» **STATED GOAL**
Please copy every line of the records below that holds the word "由分析可知".

» **ENTRIES SHOWN**
- - - - -

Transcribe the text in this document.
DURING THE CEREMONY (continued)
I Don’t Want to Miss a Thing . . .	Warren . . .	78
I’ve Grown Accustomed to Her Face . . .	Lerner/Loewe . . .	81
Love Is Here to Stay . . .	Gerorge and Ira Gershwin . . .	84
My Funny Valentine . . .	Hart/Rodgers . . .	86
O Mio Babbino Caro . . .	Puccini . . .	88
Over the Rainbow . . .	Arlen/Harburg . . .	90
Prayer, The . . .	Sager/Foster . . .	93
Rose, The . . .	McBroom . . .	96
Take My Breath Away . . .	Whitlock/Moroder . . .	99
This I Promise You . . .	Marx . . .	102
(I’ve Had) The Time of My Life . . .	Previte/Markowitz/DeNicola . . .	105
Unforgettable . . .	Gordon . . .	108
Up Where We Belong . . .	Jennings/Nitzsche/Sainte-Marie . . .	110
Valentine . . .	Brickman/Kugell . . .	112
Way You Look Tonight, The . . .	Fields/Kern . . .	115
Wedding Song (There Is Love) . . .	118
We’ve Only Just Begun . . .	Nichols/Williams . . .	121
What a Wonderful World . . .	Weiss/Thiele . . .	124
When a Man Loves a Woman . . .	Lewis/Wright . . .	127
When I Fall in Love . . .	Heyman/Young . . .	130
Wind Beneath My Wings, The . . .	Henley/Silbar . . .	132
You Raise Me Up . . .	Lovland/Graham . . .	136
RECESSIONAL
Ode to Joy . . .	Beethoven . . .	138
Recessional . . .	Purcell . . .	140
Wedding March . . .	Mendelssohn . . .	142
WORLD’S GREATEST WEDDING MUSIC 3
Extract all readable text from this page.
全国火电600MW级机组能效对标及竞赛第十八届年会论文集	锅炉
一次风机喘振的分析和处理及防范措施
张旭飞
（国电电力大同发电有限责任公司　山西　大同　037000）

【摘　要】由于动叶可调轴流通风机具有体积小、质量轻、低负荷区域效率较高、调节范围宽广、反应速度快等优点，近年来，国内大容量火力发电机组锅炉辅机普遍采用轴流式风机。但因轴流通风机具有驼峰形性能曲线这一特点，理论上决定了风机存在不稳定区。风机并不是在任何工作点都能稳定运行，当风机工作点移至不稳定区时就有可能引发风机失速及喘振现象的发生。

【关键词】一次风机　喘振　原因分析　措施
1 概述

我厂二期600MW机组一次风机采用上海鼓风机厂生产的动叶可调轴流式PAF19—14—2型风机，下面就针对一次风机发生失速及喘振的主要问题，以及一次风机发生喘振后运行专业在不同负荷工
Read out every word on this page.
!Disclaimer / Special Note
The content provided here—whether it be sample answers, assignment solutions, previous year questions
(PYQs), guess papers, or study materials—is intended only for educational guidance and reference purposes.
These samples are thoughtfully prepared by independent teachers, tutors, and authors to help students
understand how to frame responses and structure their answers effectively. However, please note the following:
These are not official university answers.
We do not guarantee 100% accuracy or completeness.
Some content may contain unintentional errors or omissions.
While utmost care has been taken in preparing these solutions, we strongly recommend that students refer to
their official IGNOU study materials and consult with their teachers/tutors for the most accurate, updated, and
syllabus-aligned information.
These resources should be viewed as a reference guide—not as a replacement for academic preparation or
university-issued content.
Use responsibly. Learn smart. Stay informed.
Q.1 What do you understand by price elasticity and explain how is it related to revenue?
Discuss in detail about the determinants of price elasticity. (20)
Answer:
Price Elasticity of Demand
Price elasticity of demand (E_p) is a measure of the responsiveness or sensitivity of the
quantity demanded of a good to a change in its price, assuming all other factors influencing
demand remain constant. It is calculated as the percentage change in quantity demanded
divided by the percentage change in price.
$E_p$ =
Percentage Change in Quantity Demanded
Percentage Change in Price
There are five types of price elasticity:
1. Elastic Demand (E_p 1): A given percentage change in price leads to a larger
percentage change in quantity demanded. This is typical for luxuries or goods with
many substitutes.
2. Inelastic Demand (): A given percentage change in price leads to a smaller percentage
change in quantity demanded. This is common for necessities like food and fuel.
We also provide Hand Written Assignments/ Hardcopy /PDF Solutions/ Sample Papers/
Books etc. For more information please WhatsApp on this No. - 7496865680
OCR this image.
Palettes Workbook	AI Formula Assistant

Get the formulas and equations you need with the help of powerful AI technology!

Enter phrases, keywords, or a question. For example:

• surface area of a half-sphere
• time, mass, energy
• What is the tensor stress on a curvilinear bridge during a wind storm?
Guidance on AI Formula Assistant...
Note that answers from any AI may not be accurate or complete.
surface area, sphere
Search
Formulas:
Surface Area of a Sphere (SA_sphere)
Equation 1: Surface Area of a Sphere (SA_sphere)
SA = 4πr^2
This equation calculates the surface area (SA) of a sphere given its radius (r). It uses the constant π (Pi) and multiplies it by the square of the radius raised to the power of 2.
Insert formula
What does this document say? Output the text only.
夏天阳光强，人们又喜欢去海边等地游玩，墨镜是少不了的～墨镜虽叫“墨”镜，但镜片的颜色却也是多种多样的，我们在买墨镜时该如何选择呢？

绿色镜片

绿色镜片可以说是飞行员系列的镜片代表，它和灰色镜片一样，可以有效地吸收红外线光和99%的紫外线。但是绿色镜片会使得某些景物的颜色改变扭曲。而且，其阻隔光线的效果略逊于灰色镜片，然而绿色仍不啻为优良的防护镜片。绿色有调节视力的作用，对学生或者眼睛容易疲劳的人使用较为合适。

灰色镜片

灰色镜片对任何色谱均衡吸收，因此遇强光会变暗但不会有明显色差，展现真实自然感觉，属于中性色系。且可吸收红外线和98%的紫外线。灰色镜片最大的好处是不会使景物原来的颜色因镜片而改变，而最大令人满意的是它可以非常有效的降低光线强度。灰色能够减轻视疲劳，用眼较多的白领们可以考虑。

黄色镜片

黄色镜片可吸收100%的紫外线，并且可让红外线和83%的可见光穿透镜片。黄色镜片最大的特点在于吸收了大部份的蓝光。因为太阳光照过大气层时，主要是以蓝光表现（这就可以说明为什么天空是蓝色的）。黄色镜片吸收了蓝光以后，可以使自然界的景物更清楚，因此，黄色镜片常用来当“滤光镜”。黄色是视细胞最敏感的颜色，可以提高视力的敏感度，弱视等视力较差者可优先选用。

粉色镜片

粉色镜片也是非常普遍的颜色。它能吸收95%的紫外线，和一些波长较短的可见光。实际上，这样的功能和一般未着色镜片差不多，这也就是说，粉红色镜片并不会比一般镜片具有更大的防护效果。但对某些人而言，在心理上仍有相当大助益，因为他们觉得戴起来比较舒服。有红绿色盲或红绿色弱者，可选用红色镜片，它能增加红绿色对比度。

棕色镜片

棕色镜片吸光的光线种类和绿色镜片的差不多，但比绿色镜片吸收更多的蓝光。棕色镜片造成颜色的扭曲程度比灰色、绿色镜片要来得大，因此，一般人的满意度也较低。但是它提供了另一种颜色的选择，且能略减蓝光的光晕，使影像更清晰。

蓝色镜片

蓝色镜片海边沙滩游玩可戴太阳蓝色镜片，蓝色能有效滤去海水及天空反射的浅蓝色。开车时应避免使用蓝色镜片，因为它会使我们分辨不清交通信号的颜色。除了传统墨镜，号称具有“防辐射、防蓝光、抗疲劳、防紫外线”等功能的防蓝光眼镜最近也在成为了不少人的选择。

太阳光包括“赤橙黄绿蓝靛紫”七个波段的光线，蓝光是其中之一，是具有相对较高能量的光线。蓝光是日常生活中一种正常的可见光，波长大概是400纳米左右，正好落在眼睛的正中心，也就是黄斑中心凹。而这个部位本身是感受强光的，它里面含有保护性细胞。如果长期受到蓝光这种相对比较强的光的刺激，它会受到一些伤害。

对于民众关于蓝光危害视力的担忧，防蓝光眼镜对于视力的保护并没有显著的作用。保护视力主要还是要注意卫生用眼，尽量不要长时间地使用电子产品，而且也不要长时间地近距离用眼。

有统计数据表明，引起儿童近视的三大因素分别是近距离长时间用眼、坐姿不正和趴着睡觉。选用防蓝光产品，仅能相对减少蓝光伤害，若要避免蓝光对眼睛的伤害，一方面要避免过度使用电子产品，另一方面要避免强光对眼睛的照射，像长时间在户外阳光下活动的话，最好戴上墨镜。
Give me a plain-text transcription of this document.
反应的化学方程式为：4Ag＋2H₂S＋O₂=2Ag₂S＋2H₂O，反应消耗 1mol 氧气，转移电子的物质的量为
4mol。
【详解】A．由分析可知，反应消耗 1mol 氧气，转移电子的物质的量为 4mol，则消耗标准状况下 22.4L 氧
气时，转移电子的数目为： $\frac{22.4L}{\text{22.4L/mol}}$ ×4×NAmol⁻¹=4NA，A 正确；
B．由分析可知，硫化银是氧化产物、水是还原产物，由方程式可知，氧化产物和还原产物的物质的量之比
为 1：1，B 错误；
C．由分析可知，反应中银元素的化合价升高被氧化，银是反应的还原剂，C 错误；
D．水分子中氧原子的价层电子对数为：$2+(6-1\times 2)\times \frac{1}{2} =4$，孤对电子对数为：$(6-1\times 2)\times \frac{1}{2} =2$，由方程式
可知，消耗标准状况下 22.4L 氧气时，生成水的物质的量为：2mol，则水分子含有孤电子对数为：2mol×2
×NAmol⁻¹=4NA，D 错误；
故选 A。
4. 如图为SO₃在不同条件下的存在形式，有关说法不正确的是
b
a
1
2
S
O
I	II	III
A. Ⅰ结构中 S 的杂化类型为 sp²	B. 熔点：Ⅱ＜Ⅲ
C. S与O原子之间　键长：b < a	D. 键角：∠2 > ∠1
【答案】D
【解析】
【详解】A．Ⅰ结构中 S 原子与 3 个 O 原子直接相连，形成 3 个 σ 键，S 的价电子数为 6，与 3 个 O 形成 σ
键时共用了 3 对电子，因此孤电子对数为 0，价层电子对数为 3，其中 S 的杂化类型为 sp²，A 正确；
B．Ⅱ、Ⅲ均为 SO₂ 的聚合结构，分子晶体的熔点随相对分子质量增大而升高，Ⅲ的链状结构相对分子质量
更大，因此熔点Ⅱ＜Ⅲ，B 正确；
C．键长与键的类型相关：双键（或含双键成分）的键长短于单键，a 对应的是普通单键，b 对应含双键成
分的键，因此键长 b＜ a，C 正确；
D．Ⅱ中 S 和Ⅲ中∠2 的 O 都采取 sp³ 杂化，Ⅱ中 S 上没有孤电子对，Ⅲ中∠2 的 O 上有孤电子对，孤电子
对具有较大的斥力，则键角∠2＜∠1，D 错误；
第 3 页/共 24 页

- - - - -

» **RESULT**
【详解】A．由分析可知，反应消耗 1mol 氧气，转移电子的物质的量为 4mol，则消耗标准状况下 22.4L 氧
B．由分析可知，硫化银是氧化产物、水是还原产物，由方程式可知，氧化产物和还原产物的物质的量之比
C．由分析可知，反应中银元素的化合价升高被氧化，银是反应的还原剂，C 错误；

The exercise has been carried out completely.